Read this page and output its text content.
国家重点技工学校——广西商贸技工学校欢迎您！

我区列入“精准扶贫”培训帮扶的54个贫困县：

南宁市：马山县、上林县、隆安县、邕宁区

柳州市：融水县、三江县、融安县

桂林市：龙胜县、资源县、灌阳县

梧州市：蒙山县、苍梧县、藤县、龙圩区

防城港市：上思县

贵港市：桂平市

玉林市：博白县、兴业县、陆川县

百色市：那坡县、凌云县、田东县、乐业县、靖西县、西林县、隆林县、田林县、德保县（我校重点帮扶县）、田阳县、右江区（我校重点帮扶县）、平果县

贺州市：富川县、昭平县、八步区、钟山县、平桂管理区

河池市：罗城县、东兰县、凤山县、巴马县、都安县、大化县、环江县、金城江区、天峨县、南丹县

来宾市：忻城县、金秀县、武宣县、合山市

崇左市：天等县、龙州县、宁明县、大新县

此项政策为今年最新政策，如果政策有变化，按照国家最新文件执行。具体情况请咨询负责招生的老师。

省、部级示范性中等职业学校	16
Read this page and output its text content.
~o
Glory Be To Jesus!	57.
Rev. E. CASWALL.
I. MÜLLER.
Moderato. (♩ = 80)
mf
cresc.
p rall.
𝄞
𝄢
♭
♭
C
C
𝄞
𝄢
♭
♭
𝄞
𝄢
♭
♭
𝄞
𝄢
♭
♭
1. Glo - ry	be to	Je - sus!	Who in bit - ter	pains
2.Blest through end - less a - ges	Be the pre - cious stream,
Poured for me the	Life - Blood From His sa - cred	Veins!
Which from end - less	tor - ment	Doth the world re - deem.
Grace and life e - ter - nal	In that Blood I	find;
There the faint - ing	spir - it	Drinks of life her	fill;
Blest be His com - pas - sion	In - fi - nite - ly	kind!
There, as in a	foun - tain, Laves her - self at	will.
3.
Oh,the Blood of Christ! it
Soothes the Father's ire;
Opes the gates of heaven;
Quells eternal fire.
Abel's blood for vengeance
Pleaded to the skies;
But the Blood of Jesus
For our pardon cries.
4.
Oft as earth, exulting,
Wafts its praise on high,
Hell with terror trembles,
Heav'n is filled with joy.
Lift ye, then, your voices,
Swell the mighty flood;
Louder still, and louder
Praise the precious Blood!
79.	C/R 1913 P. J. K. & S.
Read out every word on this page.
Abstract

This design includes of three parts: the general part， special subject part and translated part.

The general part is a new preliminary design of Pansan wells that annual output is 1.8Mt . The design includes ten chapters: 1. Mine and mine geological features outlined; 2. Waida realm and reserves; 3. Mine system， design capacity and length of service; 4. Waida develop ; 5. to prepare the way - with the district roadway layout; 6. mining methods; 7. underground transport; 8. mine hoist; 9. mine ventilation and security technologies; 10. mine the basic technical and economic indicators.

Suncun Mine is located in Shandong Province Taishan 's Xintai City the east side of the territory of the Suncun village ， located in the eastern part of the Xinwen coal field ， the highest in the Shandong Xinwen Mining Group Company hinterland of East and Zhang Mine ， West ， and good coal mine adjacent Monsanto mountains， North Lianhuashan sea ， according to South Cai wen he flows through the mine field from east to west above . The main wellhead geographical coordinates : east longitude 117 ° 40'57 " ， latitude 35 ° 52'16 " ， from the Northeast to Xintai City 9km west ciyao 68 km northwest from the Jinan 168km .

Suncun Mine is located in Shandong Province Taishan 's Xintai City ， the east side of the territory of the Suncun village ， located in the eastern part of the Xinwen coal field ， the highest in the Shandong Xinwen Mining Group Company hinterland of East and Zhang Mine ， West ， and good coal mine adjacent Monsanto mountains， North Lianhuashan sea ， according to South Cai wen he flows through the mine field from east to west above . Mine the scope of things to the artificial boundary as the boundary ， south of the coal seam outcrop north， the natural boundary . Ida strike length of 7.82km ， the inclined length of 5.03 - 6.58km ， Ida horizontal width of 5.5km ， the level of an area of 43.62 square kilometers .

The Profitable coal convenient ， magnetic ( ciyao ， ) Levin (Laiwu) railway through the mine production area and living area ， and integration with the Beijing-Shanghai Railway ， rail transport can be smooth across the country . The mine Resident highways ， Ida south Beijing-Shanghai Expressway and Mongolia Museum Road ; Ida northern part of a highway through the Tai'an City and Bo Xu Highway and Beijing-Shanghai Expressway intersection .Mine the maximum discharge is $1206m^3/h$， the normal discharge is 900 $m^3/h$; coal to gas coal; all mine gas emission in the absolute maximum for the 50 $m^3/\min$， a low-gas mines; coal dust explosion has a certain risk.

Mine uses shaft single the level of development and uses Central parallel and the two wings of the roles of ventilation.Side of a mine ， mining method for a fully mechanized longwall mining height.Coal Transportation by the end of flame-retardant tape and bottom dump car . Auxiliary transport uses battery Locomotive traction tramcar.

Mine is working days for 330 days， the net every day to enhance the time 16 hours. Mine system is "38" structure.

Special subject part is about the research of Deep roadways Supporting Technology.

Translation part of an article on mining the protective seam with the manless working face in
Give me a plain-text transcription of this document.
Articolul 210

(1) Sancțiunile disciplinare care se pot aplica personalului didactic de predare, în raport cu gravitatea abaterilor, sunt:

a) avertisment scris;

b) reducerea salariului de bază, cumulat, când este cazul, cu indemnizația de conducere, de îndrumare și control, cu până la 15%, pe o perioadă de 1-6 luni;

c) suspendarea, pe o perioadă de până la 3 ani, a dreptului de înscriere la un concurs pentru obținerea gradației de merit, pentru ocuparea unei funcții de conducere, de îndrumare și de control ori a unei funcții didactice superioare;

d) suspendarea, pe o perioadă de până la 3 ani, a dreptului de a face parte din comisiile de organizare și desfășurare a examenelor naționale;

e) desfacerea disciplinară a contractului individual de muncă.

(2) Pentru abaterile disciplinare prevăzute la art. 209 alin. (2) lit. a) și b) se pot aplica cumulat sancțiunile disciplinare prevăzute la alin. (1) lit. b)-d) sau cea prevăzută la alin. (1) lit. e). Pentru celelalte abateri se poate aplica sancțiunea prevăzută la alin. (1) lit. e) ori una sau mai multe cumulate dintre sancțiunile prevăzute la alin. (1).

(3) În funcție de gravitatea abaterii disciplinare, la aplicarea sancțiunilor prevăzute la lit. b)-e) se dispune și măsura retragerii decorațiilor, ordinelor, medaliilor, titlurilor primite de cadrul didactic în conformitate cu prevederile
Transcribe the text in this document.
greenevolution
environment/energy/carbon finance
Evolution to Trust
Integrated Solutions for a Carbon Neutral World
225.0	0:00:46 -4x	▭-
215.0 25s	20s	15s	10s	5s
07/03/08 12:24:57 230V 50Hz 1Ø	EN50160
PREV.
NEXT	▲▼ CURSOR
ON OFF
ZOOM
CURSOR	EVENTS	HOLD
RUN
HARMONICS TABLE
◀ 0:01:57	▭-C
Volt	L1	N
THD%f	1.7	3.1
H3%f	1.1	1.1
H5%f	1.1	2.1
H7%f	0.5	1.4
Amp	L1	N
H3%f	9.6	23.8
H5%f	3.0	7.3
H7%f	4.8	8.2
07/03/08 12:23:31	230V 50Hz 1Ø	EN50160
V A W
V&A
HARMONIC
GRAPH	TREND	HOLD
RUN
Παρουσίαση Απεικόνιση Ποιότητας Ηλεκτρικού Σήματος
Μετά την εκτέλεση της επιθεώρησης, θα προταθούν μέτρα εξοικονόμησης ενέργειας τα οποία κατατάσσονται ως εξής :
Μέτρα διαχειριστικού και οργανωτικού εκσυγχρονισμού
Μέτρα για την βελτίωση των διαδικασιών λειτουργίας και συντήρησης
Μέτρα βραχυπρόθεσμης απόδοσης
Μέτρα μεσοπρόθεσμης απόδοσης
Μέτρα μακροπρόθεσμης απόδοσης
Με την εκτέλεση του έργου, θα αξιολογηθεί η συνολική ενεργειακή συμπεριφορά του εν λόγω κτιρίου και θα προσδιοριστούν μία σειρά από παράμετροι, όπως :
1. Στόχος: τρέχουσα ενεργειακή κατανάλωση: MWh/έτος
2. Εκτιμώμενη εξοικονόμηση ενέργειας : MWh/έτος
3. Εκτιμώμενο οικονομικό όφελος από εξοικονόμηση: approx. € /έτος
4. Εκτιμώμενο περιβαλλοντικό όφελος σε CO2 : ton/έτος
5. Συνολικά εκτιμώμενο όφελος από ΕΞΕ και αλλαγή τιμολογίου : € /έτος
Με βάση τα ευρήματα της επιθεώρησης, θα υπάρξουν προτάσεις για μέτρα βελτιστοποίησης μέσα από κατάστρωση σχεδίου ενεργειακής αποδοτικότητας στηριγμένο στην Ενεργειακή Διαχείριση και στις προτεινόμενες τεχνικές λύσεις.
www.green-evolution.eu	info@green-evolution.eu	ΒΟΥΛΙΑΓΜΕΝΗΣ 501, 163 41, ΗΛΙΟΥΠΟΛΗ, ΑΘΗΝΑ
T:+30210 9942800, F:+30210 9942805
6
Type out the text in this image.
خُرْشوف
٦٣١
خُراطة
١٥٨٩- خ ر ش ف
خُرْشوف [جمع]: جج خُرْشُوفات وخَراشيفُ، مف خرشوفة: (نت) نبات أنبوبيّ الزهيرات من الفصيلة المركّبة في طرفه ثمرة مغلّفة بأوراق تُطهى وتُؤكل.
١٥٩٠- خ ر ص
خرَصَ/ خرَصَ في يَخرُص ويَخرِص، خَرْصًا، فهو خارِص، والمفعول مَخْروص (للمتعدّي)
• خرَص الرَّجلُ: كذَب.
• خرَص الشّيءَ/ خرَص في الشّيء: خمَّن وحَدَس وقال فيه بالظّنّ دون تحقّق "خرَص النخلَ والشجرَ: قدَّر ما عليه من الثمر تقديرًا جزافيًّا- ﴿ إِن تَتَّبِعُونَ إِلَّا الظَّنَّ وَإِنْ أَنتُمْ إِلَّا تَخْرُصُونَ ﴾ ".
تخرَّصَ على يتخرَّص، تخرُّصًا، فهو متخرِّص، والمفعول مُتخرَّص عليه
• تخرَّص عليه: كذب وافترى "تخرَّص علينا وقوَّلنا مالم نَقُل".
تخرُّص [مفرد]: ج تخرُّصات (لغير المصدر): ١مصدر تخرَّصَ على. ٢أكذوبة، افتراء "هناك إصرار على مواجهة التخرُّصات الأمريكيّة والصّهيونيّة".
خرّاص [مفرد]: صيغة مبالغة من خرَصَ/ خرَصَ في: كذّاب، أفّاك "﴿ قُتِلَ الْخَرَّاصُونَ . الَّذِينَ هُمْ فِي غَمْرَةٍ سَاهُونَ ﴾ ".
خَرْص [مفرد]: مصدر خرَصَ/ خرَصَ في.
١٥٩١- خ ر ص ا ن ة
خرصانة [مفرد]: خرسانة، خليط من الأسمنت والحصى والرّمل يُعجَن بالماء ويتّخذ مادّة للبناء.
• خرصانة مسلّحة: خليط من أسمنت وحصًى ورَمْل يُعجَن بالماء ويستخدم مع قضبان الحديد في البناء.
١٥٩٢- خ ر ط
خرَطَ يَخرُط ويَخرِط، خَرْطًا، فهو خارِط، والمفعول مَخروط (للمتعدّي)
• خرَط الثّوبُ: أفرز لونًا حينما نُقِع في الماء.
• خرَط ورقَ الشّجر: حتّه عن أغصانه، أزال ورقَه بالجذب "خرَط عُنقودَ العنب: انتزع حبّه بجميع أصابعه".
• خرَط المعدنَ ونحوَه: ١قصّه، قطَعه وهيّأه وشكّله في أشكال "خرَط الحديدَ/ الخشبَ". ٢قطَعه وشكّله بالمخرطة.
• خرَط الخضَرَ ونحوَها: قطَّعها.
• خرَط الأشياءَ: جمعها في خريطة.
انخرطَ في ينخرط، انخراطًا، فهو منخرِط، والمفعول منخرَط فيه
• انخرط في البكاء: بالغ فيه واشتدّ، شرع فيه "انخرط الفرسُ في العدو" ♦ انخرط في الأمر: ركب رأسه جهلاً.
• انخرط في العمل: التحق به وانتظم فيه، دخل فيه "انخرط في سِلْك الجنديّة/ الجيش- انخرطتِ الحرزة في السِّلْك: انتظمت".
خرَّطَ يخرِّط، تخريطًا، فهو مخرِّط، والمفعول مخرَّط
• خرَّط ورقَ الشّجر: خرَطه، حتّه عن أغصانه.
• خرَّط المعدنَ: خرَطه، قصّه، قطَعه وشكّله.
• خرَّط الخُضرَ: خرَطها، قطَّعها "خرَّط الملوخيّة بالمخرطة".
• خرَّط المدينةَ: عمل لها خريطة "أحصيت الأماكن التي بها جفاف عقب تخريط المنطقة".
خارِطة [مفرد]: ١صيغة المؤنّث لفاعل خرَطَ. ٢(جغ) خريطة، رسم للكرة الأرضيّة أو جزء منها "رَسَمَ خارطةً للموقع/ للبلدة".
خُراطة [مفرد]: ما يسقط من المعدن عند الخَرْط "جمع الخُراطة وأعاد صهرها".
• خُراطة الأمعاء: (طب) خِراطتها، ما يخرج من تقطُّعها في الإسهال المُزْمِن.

::::::::::

• **Aim of the exercise**: From the data, list each line in which the string "perioadă" appears.

• **Response**:
b) reducerea salariului de bază, cumulat, când este cazul, cu indemnizația de conducere, de îndrumare și control, cu până la 15%, pe o perioadă de 1-6 luni;
c) suspendarea, pe o perioadă de până la 3 ani, a dreptului de înscriere la un concurs pentru obținerea gradației de merit, pentru ocuparea unei funcții de conducere, de îndrumare și de control ori a unei funcții didactice superioare;
d) suspendarea, pe o perioadă de până la 3 ani, a dreptului de a face parte din comisiile de organizare și desfășurare a examenelor naționale;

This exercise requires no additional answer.